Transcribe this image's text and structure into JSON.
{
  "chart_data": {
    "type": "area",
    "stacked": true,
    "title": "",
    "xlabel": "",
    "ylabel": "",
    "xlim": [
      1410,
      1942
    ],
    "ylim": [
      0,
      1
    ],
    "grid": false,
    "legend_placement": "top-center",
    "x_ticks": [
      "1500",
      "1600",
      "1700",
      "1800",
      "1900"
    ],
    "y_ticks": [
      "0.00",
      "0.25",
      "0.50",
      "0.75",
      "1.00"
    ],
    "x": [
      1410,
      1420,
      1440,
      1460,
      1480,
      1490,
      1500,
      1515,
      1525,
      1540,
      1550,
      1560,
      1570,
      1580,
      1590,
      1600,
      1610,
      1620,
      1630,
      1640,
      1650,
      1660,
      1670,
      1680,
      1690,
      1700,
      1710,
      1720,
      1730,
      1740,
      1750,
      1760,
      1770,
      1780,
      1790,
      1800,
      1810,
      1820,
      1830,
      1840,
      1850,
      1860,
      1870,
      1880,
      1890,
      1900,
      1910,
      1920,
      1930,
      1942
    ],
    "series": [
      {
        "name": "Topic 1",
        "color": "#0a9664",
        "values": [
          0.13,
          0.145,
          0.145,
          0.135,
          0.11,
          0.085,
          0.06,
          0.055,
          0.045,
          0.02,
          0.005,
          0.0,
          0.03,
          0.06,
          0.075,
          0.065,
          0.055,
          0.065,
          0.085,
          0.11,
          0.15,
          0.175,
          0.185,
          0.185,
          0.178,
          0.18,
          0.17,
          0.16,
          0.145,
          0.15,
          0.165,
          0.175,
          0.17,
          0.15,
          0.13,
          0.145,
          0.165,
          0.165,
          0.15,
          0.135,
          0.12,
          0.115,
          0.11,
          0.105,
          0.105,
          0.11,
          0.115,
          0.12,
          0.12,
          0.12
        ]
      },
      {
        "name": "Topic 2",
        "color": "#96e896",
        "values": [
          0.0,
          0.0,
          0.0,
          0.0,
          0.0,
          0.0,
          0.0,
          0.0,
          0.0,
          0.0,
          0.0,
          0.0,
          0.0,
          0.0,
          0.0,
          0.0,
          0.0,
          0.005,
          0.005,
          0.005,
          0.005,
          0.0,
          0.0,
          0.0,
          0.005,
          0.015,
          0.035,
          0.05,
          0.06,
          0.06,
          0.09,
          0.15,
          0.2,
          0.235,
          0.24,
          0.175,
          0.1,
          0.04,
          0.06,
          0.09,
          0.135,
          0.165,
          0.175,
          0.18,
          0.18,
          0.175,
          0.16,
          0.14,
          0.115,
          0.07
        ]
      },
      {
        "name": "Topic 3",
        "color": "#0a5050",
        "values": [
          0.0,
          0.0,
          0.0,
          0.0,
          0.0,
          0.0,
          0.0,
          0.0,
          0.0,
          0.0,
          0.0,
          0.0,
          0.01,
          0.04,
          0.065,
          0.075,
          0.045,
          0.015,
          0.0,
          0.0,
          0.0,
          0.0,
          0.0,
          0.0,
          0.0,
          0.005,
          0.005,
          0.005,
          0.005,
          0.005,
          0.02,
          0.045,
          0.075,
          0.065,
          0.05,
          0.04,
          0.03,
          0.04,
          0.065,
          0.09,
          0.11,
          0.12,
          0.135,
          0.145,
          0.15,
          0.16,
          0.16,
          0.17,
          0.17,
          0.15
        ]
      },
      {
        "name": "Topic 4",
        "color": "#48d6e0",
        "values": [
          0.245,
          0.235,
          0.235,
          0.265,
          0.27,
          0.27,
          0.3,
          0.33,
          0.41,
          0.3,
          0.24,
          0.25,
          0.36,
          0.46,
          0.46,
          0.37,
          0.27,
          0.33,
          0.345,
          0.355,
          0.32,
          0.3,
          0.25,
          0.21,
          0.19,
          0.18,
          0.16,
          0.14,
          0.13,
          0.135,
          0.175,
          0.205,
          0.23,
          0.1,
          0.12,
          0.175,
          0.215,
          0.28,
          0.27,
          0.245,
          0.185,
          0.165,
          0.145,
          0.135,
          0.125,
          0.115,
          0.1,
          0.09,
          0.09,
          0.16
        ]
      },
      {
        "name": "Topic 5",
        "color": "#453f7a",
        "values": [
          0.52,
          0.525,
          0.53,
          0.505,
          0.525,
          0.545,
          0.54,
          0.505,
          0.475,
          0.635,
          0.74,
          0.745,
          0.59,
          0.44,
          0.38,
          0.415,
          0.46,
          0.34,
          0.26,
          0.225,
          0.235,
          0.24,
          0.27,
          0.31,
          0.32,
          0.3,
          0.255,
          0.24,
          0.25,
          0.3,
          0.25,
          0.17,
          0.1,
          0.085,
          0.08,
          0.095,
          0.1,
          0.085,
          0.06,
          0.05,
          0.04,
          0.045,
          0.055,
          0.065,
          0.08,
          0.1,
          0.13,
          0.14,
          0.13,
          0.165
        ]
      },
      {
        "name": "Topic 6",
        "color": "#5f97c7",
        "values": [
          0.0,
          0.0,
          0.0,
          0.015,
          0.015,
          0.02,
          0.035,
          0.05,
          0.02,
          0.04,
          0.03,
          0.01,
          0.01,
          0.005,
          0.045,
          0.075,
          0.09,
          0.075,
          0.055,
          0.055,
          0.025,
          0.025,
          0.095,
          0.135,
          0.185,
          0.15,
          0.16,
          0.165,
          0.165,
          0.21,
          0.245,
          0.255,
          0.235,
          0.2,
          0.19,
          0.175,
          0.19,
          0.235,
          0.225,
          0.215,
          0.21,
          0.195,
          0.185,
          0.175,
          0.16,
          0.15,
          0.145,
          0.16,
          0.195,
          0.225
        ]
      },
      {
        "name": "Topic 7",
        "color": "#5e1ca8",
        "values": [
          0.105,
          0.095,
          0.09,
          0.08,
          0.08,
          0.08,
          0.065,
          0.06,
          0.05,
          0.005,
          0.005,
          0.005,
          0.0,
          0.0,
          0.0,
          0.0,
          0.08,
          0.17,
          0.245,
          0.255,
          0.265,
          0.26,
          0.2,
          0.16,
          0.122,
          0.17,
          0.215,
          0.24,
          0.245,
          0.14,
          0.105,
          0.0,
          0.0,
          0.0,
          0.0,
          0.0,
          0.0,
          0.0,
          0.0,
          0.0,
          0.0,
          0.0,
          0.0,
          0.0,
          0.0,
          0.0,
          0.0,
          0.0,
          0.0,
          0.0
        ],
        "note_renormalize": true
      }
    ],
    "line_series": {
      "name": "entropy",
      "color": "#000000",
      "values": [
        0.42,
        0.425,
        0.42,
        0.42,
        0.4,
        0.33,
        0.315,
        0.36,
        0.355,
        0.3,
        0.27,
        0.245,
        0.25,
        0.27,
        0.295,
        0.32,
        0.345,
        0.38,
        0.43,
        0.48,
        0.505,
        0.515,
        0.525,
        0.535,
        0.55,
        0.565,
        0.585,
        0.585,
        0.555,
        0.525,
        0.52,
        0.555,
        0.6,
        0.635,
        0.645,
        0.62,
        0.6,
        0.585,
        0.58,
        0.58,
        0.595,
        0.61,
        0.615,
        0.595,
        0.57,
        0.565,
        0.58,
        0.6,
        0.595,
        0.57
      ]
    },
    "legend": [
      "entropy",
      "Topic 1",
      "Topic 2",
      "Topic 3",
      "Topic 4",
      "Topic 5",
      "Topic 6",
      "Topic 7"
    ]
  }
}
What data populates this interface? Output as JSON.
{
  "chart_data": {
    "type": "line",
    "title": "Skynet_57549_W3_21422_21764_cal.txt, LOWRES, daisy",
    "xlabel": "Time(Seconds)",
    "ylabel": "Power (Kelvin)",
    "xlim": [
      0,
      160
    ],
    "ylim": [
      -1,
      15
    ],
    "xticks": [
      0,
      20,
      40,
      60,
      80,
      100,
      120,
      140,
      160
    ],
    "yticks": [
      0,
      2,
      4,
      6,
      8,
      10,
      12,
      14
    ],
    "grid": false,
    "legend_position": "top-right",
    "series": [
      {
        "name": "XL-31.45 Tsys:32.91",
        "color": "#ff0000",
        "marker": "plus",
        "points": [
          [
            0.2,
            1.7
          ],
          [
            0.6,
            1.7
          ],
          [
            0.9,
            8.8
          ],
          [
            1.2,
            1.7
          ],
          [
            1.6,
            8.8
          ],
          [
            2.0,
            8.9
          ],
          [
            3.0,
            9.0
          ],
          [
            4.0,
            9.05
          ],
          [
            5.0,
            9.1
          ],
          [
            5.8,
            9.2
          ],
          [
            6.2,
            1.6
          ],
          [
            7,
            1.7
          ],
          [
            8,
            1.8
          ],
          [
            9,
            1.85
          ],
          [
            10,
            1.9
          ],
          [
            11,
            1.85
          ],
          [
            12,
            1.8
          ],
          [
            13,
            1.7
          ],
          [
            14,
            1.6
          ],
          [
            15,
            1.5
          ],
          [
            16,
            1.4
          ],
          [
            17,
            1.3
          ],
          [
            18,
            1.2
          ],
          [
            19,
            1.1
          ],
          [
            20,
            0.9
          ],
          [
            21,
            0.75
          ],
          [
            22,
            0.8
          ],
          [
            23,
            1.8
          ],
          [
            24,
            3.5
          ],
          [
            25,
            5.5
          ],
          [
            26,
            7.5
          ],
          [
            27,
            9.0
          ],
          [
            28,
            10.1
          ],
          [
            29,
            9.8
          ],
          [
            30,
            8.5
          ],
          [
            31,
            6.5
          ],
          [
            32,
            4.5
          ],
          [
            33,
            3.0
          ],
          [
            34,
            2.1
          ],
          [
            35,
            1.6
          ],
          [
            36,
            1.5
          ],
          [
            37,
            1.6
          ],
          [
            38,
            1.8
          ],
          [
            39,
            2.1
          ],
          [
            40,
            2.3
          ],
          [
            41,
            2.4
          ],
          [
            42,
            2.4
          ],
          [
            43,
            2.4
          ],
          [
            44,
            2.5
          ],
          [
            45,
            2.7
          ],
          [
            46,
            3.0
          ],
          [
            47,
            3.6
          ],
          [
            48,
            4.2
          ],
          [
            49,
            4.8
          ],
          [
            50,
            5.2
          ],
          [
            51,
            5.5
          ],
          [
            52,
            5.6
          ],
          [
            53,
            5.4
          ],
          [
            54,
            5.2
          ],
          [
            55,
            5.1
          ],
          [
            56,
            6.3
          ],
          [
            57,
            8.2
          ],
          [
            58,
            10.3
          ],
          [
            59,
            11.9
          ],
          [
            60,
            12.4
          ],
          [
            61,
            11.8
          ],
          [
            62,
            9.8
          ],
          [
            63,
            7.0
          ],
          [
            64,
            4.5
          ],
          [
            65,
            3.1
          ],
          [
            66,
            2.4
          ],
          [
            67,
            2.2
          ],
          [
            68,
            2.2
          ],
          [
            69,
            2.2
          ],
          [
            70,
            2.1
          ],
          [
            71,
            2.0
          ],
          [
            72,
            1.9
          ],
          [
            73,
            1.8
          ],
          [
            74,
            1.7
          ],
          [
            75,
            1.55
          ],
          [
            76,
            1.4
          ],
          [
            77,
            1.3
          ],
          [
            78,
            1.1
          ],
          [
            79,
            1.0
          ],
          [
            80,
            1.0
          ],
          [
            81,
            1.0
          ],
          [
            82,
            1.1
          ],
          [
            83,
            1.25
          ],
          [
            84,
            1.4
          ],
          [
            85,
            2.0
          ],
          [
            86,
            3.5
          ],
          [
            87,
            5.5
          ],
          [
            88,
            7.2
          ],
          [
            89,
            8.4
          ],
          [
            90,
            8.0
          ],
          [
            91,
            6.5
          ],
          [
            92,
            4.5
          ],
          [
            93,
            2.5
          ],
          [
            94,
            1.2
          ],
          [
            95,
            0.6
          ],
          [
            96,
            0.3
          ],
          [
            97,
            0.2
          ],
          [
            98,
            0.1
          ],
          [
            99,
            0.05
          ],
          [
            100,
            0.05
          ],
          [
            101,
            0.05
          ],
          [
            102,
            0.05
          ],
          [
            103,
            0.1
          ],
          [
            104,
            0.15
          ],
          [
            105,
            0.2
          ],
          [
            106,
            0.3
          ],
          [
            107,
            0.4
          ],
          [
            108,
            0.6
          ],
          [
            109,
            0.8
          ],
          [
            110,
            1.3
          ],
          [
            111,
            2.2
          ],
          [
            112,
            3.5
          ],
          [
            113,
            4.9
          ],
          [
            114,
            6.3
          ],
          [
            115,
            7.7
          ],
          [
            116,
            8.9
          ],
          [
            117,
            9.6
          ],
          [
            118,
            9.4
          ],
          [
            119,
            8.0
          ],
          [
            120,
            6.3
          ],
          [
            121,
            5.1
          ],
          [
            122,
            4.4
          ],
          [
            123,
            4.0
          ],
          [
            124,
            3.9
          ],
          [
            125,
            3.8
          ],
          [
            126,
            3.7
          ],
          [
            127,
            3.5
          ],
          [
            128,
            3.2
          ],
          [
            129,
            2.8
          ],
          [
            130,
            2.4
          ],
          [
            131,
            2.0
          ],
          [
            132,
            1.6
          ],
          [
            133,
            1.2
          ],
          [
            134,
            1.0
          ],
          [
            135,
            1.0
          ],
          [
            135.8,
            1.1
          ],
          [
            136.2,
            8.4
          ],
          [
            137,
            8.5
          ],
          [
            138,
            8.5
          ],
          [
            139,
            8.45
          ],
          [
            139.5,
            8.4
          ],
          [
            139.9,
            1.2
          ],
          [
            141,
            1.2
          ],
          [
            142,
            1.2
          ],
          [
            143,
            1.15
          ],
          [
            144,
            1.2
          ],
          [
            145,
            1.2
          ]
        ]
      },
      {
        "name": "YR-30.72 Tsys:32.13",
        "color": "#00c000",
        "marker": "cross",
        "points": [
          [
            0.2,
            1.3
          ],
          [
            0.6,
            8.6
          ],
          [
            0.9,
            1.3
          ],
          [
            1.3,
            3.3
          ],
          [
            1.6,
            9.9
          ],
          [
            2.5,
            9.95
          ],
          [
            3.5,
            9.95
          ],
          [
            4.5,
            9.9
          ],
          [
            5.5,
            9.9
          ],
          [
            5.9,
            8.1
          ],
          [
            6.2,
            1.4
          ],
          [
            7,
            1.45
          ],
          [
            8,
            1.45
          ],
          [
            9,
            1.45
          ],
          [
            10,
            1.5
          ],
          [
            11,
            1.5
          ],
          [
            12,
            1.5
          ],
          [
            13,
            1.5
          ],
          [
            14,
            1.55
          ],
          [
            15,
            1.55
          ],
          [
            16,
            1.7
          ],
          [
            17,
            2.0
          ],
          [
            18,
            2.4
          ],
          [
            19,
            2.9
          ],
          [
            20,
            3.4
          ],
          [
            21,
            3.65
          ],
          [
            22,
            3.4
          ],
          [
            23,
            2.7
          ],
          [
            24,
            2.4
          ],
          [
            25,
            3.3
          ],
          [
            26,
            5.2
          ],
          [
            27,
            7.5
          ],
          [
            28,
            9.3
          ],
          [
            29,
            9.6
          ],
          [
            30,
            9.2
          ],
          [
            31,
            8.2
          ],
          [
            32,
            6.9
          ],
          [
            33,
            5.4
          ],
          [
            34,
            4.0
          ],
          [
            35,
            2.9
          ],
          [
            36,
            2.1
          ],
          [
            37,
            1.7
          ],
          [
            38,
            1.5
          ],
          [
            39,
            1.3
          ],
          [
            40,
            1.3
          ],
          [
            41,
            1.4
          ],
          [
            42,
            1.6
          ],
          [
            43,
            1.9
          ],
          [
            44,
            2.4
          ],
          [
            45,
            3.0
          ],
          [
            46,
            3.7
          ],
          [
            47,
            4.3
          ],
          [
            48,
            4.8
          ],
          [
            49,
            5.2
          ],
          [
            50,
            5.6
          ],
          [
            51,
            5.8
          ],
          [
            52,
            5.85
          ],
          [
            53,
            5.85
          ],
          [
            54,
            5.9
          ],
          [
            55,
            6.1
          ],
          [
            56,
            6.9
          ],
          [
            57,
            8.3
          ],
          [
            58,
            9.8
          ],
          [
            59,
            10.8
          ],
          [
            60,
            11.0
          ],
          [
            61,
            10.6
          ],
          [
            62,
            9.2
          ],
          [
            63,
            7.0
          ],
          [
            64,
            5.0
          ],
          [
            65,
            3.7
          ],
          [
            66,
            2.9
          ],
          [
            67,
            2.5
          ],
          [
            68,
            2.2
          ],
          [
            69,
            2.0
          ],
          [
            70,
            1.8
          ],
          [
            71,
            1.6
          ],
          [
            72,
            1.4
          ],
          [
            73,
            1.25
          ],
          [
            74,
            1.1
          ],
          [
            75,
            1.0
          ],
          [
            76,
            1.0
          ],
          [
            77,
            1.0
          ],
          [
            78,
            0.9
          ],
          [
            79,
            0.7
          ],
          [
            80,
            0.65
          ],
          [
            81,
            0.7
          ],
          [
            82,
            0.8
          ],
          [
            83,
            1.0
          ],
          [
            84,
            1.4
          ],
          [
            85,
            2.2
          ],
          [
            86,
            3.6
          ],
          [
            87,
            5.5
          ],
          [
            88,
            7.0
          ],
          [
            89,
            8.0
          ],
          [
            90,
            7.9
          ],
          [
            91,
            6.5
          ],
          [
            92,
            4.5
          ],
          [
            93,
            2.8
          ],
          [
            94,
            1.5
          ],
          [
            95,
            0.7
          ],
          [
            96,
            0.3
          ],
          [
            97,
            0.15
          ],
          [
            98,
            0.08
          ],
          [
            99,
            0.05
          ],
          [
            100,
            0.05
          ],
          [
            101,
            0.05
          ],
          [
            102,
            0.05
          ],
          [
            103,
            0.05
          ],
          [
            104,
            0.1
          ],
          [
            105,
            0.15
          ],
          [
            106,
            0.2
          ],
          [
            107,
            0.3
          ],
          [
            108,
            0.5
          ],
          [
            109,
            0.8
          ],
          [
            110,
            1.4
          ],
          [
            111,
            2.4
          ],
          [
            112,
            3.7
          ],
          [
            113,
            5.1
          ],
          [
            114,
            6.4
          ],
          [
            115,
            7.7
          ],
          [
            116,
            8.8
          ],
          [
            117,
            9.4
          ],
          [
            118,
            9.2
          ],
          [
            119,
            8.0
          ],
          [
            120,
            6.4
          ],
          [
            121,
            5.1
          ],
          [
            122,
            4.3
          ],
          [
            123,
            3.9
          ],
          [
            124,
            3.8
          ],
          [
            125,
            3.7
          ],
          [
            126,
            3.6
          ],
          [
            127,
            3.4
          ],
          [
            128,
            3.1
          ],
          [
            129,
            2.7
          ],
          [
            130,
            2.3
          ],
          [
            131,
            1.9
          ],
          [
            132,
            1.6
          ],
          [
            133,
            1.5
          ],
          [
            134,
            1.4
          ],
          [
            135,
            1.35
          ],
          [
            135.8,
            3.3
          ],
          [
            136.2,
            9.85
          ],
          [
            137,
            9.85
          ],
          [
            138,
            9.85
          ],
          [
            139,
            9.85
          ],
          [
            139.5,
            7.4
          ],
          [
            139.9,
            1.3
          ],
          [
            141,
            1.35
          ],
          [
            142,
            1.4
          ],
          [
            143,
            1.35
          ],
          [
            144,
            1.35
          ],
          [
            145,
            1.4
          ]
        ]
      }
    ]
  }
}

- **Exercise aim**
Count every line in the preceding entries where the string "color" appears, then state only the total.

- **Response to the task**
10